- **Material to process**:

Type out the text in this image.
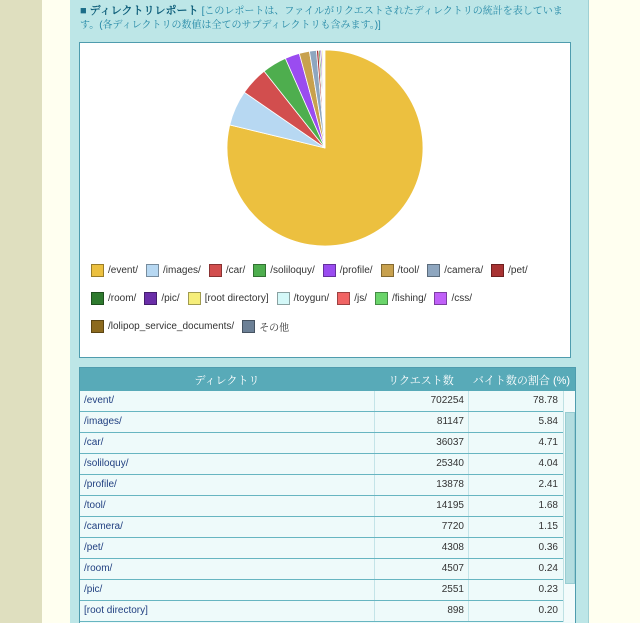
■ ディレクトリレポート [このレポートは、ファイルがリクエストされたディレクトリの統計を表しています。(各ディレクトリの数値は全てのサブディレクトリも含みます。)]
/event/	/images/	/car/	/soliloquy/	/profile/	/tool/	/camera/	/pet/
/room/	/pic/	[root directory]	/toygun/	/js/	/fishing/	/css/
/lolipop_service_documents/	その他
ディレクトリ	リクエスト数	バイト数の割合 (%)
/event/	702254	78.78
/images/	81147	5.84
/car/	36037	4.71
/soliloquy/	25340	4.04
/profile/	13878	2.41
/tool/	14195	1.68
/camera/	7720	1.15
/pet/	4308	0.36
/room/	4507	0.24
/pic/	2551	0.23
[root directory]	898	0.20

- **What is expected**:
Quote the preceding records in their entirety, excluding every picture.

- **Solution to this task**:
Type out the text in this image.
■ ディレクトリレポート [このレポートは、ファイルがリクエストされたディレクトリの統計を表しています。(各ディレクトリの数値は全てのサブディレクトリも含みます。)]
/event/	/images/	/car/	/soliloquy/	/profile/	/tool/	/camera/	/pet/
/room/	/pic/	[root directory]	/toygun/	/js/	/fishing/	/css/
/lolipop_service_documents/	その他
ディレクトリ	リクエスト数	バイト数の割合 (%)
/event/	702254	78.78
/images/	81147	5.84
/car/	36037	4.71
/soliloquy/	25340	4.04
/profile/	13878	2.41
/tool/	14195	1.68
/camera/	7720	1.15
/pet/	4308	0.36
/room/	4507	0.24
/pic/	2551	0.23
[root directory]	898	0.20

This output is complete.